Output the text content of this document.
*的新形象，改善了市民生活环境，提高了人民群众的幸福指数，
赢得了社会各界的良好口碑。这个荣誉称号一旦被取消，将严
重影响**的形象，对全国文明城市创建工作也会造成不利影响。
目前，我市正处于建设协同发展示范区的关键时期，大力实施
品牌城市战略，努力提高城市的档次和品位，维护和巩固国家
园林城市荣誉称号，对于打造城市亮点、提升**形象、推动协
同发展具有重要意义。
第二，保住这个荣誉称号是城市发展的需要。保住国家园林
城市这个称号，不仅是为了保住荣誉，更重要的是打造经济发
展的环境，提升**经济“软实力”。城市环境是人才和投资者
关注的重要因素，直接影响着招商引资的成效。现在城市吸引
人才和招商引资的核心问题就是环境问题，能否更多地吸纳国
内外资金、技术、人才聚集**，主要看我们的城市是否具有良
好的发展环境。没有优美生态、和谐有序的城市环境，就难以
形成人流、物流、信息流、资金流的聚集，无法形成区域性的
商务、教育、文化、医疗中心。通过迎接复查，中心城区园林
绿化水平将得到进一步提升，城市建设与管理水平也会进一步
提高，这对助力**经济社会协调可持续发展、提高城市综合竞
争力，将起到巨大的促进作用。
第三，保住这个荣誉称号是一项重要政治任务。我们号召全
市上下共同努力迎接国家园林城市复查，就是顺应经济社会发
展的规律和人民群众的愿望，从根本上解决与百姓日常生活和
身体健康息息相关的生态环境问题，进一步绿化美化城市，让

* * *

WRITTEN EXERCISE ▸
Please repeat the material above, word for word and in full.

RESPONSE TO THIS EXERCISE ▸
Output the text content of this document.
*的新形象，改善了市民生活环境，提高了人民群众的幸福指数，
赢得了社会各界的良好口碑。这个荣誉称号一旦被取消，将严
重影响**的形象，对全国文明城市创建工作也会造成不利影响。
目前，我市正处于建设协同发展示范区的关键时期，大力实施
品牌城市战略，努力提高城市的档次和品位，维护和巩固国家
园林城市荣誉称号，对于打造城市亮点、提升**形象、推动协
同发展具有重要意义。
第二，保住这个荣誉称号是城市发展的需要。保住国家园林
城市这个称号，不仅是为了保住荣誉，更重要的是打造经济发
展的环境，提升**经济“软实力”。城市环境是人才和投资者
关注的重要因素，直接影响着招商引资的成效。现在城市吸引
人才和招商引资的核心问题就是环境问题，能否更多地吸纳国
内外资金、技术、人才聚集**，主要看我们的城市是否具有良
好的发展环境。没有优美生态、和谐有序的城市环境，就难以
形成人流、物流、信息流、资金流的聚集，无法形成区域性的
商务、教育、文化、医疗中心。通过迎接复查，中心城区园林
绿化水平将得到进一步提升，城市建设与管理水平也会进一步
提高，这对助力**经济社会协调可持续发展、提高城市综合竞
争力，将起到巨大的促进作用。
第三，保住这个荣誉称号是一项重要政治任务。我们号召全
市上下共同努力迎接国家园林城市复查，就是顺应经济社会发
展的规律和人民群众的愿望，从根本上解决与百姓日常生活和
身体健康息息相关的生态环境问题，进一步绿化美化城市，让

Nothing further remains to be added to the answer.